** Work to be completed **
Write out the full set of records exactly. Any pictures in them do not belong in the copy.

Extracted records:
╔══
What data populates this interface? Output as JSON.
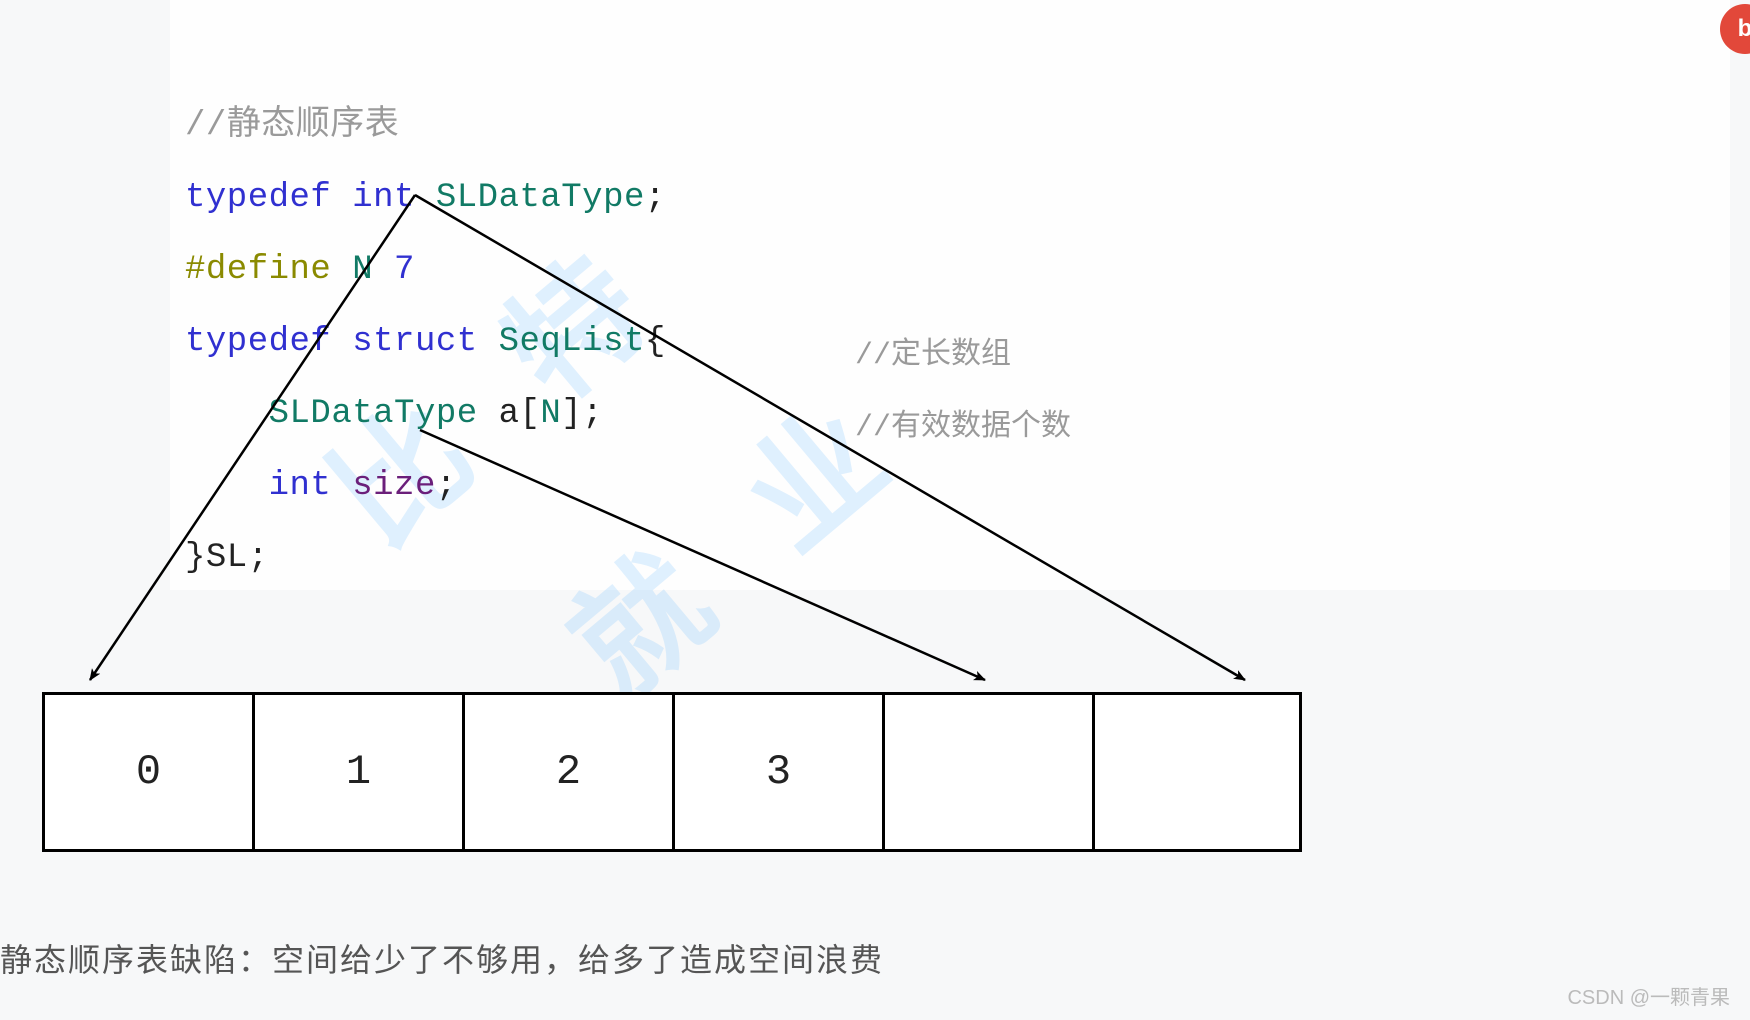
{
  "code": {
    "comment_top": "//静态顺序表",
    "line2_typedef": "typedef",
    "line2_int": "int",
    "line2_type": "SLDataType",
    "line2_semi": ";",
    "line3_define": "#define",
    "line3_N": "N",
    "line3_val": "7",
    "line4_typedef": "typedef",
    "line4_struct": "struct",
    "line4_name": "SeqList",
    "line4_brace": "{",
    "line5_indent": "    ",
    "line5_type": "SLDataType",
    "line5_arr": " a[",
    "line5_N": "N",
    "line5_close": "];",
    "line5_comment": "//定长数组",
    "line6_indent": "    ",
    "line6_int": "int",
    "line6_size": " size",
    "line6_semi": ";",
    "line6_comment": "//有效数据个数",
    "line7_close": "}SL;"
  },
  "array": {
    "cells": [
      "0",
      "1",
      "2",
      "3",
      "",
      ""
    ]
  },
  "caption": "静态顺序表缺陷：空间给少了不够用，给多了造成空间浪费",
  "attribution": "CSDN @一颗青果",
  "watermark": {
    "line1": "比 特",
    "line2": "就 业"
  },
  "badge": "b"
}
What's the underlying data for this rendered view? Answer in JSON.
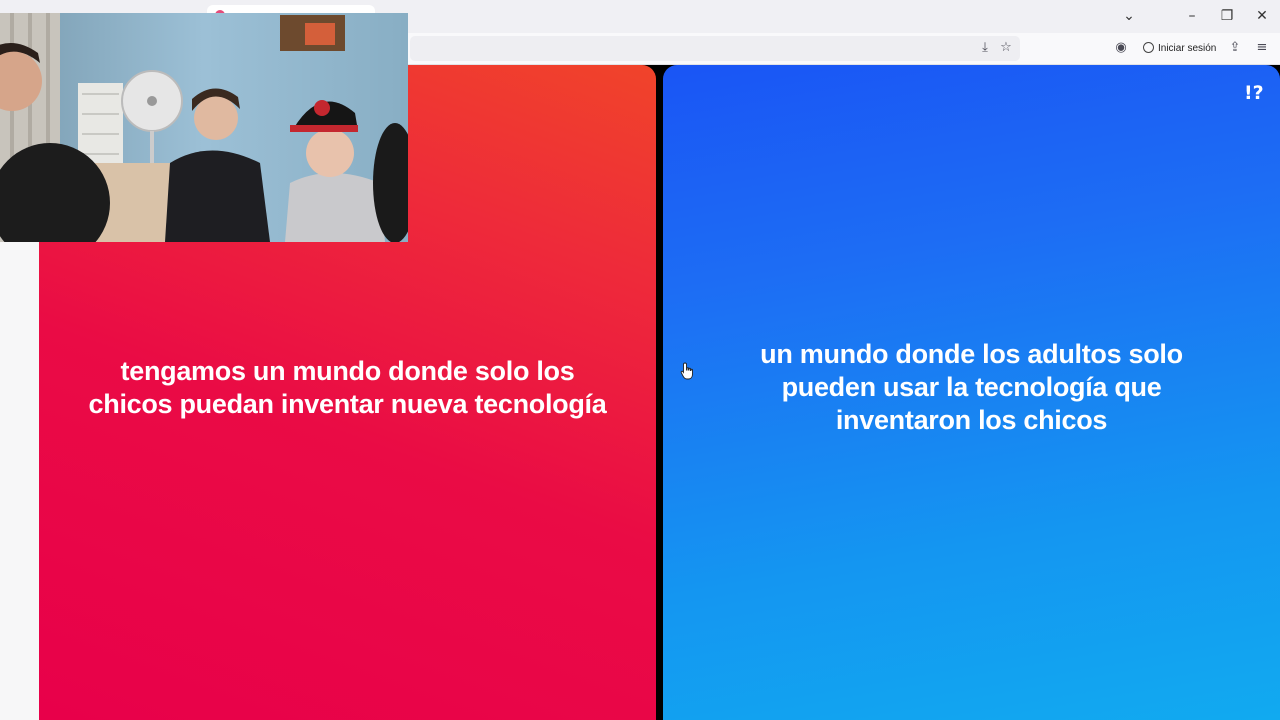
╚══
** Solution for this exercise **
What data populates this interface? Output as JSON.
{
  "code": {
    "comment_top": "//静态顺序表",
    "line2_typedef": "typedef",
    "line2_int": "int",
    "line2_type": "SLDataType",
    "line2_semi": ";",
    "line3_define": "#define",
    "line3_N": "N",
    "line3_val": "7",
    "line4_typedef": "typedef",
    "line4_struct": "struct",
    "line4_name": "SeqList",
    "line4_brace": "{",
    "line5_indent": "    ",
    "line5_type": "SLDataType",
    "line5_arr": " a[",
    "line5_N": "N",
    "line5_close": "];",
    "line5_comment": "//定长数组",
    "line6_indent": "    ",
    "line6_int": "int",
    "line6_size": " size",
    "line6_semi": ";",
    "line6_comment": "//有效数据个数",
    "line7_close": "}SL;"
  },
  "array": {
    "cells": [
      "0",
      "1",
      "2",
      "3",
      "",
      ""
    ]
  },
  "caption": "静态顺序表缺陷：空间给少了不够用，给多了造成空间浪费",
  "attribution": "CSDN @一颗青果",
  "watermark": {
    "line1": "比 特",
    "line2": "就 业"
  },
  "badge": "b"
}
What's the underlying data for this rendered view? Answer in JSON.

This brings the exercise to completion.